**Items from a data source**
:::::

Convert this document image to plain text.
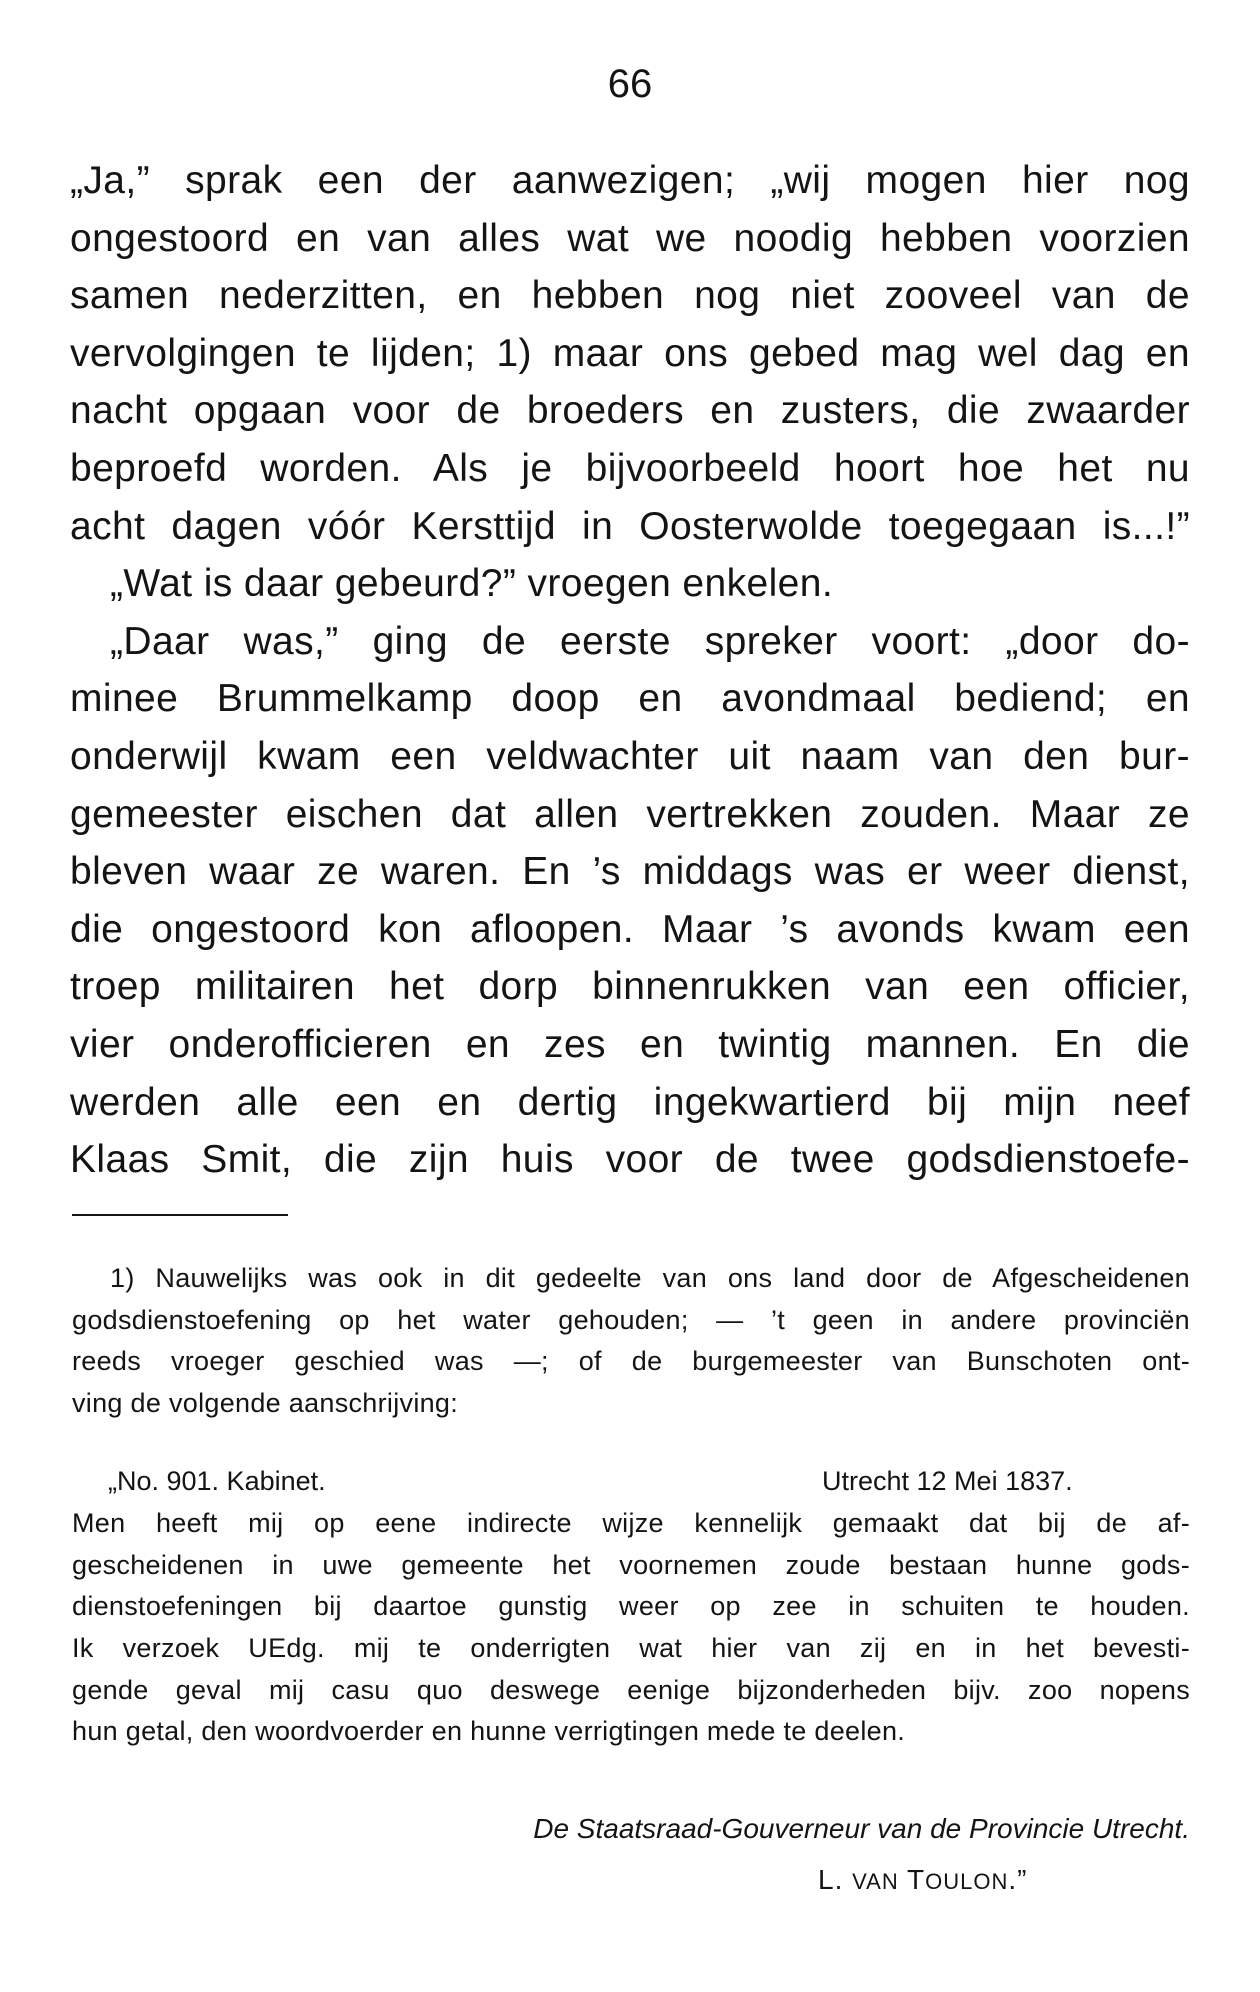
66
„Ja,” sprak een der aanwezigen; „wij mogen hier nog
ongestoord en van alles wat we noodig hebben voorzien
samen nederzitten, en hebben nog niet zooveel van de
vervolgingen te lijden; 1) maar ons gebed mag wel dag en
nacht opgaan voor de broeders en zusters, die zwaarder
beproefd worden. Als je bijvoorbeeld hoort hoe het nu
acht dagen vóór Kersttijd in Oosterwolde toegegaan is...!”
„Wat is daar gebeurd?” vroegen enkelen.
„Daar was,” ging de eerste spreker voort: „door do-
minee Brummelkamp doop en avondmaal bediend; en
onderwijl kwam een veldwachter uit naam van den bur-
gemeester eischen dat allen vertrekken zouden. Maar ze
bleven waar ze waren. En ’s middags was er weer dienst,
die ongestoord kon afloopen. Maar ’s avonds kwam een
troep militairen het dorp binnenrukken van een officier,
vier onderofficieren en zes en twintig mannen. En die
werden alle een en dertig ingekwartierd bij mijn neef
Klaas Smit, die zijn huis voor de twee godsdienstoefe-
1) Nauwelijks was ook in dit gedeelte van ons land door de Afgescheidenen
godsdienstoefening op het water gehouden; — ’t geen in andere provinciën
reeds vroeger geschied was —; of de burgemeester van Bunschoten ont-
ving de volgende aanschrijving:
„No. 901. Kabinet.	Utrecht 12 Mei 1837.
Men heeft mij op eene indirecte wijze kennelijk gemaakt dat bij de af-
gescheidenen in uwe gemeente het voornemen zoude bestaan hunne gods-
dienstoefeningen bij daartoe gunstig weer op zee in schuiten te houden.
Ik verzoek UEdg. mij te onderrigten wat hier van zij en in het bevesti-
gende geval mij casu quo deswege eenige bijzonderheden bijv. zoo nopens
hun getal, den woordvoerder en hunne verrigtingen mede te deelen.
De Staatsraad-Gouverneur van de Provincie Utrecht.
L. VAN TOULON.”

:::::

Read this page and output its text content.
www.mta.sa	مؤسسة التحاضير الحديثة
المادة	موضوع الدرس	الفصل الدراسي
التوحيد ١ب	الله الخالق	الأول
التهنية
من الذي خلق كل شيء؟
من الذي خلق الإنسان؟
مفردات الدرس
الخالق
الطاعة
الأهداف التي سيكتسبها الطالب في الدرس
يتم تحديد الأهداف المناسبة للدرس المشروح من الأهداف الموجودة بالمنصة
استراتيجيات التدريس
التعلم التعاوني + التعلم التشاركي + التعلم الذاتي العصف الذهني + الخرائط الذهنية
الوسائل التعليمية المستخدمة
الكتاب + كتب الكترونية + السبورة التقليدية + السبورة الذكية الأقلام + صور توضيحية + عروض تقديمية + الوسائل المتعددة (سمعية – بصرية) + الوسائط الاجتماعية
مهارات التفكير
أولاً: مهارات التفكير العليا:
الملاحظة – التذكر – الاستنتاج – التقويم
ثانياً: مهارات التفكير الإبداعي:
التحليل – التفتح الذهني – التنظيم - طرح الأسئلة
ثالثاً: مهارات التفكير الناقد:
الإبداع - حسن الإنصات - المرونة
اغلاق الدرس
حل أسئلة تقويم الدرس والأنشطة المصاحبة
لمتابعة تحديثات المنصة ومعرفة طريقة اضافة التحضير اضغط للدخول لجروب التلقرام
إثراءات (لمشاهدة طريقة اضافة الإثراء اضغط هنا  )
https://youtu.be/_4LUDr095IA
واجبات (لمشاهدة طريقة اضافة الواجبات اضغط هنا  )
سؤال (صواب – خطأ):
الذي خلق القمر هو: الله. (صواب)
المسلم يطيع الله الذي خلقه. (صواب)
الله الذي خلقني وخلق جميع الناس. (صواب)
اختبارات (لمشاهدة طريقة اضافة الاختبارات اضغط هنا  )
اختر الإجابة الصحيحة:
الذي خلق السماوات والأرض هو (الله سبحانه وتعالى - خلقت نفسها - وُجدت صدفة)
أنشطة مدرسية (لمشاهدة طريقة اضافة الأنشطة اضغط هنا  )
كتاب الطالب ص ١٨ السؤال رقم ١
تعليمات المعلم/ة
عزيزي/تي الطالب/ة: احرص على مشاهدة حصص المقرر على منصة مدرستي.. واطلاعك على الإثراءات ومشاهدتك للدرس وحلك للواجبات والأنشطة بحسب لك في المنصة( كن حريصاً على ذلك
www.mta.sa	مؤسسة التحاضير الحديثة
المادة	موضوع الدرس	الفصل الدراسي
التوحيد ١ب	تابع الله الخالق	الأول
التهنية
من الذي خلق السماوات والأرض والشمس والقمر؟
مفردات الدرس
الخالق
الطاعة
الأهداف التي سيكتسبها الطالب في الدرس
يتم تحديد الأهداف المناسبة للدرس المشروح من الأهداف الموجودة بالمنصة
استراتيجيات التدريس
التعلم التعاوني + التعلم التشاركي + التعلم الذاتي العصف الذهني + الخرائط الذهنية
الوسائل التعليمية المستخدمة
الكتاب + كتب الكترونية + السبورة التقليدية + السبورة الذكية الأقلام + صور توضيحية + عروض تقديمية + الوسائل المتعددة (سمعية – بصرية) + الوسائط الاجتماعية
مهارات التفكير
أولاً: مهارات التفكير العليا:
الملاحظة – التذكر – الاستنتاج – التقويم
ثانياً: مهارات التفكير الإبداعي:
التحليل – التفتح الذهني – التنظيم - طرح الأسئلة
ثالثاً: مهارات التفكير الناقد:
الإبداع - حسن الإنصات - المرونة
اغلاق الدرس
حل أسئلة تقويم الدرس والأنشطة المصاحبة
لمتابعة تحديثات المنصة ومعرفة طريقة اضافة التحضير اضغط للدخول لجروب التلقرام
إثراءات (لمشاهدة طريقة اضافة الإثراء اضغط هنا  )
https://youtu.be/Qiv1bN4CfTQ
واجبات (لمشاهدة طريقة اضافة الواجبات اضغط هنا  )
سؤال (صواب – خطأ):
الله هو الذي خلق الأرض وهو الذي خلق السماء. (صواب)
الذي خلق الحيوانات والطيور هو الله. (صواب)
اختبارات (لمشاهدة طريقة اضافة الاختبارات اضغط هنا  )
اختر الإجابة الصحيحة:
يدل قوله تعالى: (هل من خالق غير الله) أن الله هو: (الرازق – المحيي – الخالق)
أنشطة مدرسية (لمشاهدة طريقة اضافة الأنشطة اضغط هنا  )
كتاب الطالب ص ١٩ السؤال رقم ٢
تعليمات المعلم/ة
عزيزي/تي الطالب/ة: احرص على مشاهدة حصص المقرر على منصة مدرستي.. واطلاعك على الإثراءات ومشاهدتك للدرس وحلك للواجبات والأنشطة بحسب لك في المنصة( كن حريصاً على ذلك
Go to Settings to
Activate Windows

:::::

**TASK TO CARRY OUT**
Count how many lines hold the string "ongestoord" and give that number alone.

**ANSWER TO THE TASK**
2